Job. Print out the material that follows word for word.

Data lines.
-- BEGIN --
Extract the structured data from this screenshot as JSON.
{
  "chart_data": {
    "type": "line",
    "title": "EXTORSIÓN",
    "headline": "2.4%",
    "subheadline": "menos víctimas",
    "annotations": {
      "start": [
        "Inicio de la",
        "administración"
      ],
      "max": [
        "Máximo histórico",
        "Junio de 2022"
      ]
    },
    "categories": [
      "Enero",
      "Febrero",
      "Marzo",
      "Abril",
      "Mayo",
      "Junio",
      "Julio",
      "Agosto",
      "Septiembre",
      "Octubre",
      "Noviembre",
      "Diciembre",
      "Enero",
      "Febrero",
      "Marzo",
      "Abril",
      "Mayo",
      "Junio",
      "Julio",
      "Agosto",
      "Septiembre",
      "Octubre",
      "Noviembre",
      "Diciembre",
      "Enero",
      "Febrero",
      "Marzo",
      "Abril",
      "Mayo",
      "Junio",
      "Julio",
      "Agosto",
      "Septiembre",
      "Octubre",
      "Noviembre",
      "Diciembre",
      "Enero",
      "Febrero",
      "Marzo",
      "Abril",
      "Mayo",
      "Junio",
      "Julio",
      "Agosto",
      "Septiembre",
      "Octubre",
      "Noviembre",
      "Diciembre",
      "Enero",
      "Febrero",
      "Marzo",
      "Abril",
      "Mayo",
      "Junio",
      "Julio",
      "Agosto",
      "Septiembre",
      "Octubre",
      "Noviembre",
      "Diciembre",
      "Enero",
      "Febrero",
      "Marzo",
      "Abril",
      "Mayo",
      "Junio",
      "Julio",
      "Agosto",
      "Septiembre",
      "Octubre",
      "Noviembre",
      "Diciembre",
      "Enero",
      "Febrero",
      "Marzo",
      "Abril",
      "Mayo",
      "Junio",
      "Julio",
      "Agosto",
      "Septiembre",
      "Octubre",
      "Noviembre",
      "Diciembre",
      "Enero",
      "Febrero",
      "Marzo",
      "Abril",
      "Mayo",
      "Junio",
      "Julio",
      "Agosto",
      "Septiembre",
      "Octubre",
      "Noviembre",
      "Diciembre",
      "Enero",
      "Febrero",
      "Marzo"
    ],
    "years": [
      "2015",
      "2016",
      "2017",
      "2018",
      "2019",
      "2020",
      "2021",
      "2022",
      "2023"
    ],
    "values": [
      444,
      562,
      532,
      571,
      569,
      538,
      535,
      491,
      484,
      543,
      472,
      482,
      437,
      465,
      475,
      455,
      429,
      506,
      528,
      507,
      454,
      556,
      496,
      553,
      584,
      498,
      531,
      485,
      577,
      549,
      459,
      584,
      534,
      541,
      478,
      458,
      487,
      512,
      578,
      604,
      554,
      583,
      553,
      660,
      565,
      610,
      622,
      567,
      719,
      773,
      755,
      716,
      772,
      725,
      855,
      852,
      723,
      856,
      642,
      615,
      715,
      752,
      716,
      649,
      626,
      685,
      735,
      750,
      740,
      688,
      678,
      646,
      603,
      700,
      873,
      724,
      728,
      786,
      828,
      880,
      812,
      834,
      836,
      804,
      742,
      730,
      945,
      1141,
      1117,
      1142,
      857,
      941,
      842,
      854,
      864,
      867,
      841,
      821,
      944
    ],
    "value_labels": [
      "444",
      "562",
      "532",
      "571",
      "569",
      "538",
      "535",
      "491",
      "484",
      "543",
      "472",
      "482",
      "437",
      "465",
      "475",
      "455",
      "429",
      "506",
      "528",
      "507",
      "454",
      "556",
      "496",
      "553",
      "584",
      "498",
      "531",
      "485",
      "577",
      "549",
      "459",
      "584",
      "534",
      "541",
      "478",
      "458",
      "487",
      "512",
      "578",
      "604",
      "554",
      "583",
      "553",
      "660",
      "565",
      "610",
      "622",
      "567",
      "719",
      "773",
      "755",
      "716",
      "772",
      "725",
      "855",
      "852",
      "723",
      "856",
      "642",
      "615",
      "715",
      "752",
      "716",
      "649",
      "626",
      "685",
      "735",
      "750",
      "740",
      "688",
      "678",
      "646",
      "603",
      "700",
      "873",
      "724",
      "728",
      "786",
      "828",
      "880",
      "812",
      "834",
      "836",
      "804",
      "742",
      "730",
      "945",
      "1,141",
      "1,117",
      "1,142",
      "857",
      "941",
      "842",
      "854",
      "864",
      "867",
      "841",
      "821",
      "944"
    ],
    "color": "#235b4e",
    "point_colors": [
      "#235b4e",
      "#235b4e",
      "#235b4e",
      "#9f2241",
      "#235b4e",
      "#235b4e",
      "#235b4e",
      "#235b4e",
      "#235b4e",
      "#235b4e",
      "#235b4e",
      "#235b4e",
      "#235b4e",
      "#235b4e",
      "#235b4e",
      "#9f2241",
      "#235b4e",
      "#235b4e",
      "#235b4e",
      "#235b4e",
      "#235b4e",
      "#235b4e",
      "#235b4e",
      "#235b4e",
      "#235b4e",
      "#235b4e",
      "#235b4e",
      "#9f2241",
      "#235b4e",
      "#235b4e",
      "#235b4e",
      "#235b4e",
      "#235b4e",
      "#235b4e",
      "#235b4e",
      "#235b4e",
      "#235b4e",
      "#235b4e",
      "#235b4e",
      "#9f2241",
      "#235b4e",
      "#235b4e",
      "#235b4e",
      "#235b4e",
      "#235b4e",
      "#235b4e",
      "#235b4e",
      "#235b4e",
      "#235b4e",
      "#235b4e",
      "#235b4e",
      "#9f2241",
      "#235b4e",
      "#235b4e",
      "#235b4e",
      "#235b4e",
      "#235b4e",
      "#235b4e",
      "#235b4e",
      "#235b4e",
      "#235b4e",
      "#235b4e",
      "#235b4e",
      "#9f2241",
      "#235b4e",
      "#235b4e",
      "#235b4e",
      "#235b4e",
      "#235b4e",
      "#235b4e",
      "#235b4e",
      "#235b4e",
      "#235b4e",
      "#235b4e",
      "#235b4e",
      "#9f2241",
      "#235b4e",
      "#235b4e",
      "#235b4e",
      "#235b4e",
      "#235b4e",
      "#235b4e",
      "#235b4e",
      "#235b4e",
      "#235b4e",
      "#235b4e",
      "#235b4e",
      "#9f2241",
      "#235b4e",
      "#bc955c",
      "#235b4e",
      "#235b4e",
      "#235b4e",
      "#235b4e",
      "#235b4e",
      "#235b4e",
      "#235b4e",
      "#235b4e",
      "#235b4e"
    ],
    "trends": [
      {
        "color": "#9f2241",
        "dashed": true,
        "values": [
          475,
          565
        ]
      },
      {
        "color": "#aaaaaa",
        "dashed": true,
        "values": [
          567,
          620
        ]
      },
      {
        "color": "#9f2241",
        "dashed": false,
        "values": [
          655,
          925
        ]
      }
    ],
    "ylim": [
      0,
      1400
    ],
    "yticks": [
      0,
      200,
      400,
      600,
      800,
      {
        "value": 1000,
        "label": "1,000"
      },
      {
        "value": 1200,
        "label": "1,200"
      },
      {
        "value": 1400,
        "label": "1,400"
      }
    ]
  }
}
-- END --
Result below.
Extract the structured data from this screenshot as JSON.
{
  "chart_data": {
    "type": "line",
    "title": "EXTORSIÓN",
    "headline": "2.4%",
    "subheadline": "menos víctimas",
    "annotations": {
      "start": [
        "Inicio de la",
        "administración"
      ],
      "max": [
        "Máximo histórico",
        "Junio de 2022"
      ]
    },
    "categories": [
      "Enero",
      "Febrero",
      "Marzo",
      "Abril",
      "Mayo",
      "Junio",
      "Julio",
      "Agosto",
      "Septiembre",
      "Octubre",
      "Noviembre",
      "Diciembre",
      "Enero",
      "Febrero",
      "Marzo",
      "Abril",
      "Mayo",
      "Junio",
      "Julio",
      "Agosto",
      "Septiembre",
      "Octubre",
      "Noviembre",
      "Diciembre",
      "Enero",
      "Febrero",
      "Marzo",
      "Abril",
      "Mayo",
      "Junio",
      "Julio",
      "Agosto",
      "Septiembre",
      "Octubre",
      "Noviembre",
      "Diciembre",
      "Enero",
      "Febrero",
      "Marzo",
      "Abril",
      "Mayo",
      "Junio",
      "Julio",
      "Agosto",
      "Septiembre",
      "Octubre",
      "Noviembre",
      "Diciembre",
      "Enero",
      "Febrero",
      "Marzo",
      "Abril",
      "Mayo",
      "Junio",
      "Julio",
      "Agosto",
      "Septiembre",
      "Octubre",
      "Noviembre",
      "Diciembre",
      "Enero",
      "Febrero",
      "Marzo",
      "Abril",
      "Mayo",
      "Junio",
      "Julio",
      "Agosto",
      "Septiembre",
      "Octubre",
      "Noviembre",
      "Diciembre",
      "Enero",
      "Febrero",
      "Marzo",
      "Abril",
      "Mayo",
      "Junio",
      "Julio",
      "Agosto",
      "Septiembre",
      "Octubre",
      "Noviembre",
      "Diciembre",
      "Enero",
      "Febrero",
      "Marzo",
      "Abril",
      "Mayo",
      "Junio",
      "Julio",
      "Agosto",
      "Septiembre",
      "Octubre",
      "Noviembre",
      "Diciembre",
      "Enero",
      "Febrero",
      "Marzo"
    ],
    "years": [
      "2015",
      "2016",
      "2017",
      "2018",
      "2019",
      "2020",
      "2021",
      "2022",
      "2023"
    ],
    "values": [
      444,
      562,
      532,
      571,
      569,
      538,
      535,
      491,
      484,
      543,
      472,
      482,
      437,
      465,
      475,
      455,
      429,
      506,
      528,
      507,
      454,
      556,
      496,
      553,
      584,
      498,
      531,
      485,
      577,
      549,
      459,
      584,
      534,
      541,
      478,
      458,
      487,
      512,
      578,
      604,
      554,
      583,
      553,
      660,
      565,
      610,
      622,
      567,
      719,
      773,
      755,
      716,
      772,
      725,
      855,
      852,
      723,
      856,
      642,
      615,
      715,
      752,
      716,
      649,
      626,
      685,
      735,
      750,
      740,
      688,
      678,
      646,
      603,
      700,
      873,
      724,
      728,
      786,
      828,
      880,
      812,
      834,
      836,
      804,
      742,
      730,
      945,
      1141,
      1117,
      1142,
      857,
      941,
      842,
      854,
      864,
      867,
      841,
      821,
      944
    ],
    "value_labels": [
      "444",
      "562",
      "532",
      "571",
      "569",
      "538",
      "535",
      "491",
      "484",
      "543",
      "472",
      "482",
      "437",
      "465",
      "475",
      "455",
      "429",
      "506",
      "528",
      "507",
      "454",
      "556",
      "496",
      "553",
      "584",
      "498",
      "531",
      "485",
      "577",
      "549",
      "459",
      "584",
      "534",
      "541",
      "478",
      "458",
      "487",
      "512",
      "578",
      "604",
      "554",
      "583",
      "553",
      "660",
      "565",
      "610",
      "622",
      "567",
      "719",
      "773",
      "755",
      "716",
      "772",
      "725",
      "855",
      "852",
      "723",
      "856",
      "642",
      "615",
      "715",
      "752",
      "716",
      "649",
      "626",
      "685",
      "735",
      "750",
      "740",
      "688",
      "678",
      "646",
      "603",
      "700",
      "873",
      "724",
      "728",
      "786",
      "828",
      "880",
      "812",
      "834",
      "836",
      "804",
      "742",
      "730",
      "945",
      "1,141",
      "1,117",
      "1,142",
      "857",
      "941",
      "842",
      "854",
      "864",
      "867",
      "841",
      "821",
      "944"
    ],
    "color": "#235b4e",
    "point_colors": [
      "#235b4e",
      "#235b4e",
      "#235b4e",
      "#9f2241",
      "#235b4e",
      "#235b4e",
      "#235b4e",
      "#235b4e",
      "#235b4e",
      "#235b4e",
      "#235b4e",
      "#235b4e",
      "#235b4e",
      "#235b4e",
      "#235b4e",
      "#9f2241",
      "#235b4e",
      "#235b4e",
      "#235b4e",
      "#235b4e",
      "#235b4e",
      "#235b4e",
      "#235b4e",
      "#235b4e",
      "#235b4e",
      "#235b4e",
      "#235b4e",
      "#9f2241",
      "#235b4e",
      "#235b4e",
      "#235b4e",
      "#235b4e",
      "#235b4e",
      "#235b4e",
      "#235b4e",
      "#235b4e",
      "#235b4e",
      "#235b4e",
      "#235b4e",
      "#9f2241",
      "#235b4e",
      "#235b4e",
      "#235b4e",
      "#235b4e",
      "#235b4e",
      "#235b4e",
      "#235b4e",
      "#235b4e",
      "#235b4e",
      "#235b4e",
      "#235b4e",
      "#9f2241",
      "#235b4e",
      "#235b4e",
      "#235b4e",
      "#235b4e",
      "#235b4e",
      "#235b4e",
      "#235b4e",
      "#235b4e",
      "#235b4e",
      "#235b4e",
      "#235b4e",
      "#9f2241",
      "#235b4e",
      "#235b4e",
      "#235b4e",
      "#235b4e",
      "#235b4e",
      "#235b4e",
      "#235b4e",
      "#235b4e",
      "#235b4e",
      "#235b4e",
      "#235b4e",
      "#9f2241",
      "#235b4e",
      "#235b4e",
      "#235b4e",
      "#235b4e",
      "#235b4e",
      "#235b4e",
      "#235b4e",
      "#235b4e",
      "#235b4e",
      "#235b4e",
      "#235b4e",
      "#9f2241",
      "#235b4e",
      "#bc955c",
      "#235b4e",
      "#235b4e",
      "#235b4e",
      "#235b4e",
      "#235b4e",
      "#235b4e",
      "#235b4e",
      "#235b4e",
      "#235b4e"
    ],
    "trends": [
      {
        "color": "#9f2241",
        "dashed": true,
        "values": [
          475,
          565
        ]
      },
      {
        "color": "#aaaaaa",
        "dashed": true,
        "values": [
          567,
          620
        ]
      },
      {
        "color": "#9f2241",
        "dashed": false,
        "values": [
          655,
          925
        ]
      }
    ],
    "ylim": [
      0,
      1400
    ],
    "yticks": [
      0,
      200,
      400,
      600,
      800,
      {
        "value": 1000,
        "label": "1,000"
      },
      {
        "value": 1200,
        "label": "1,200"
      },
      {
        "value": 1400,
        "label": "1,400"
      }
    ]
  }
}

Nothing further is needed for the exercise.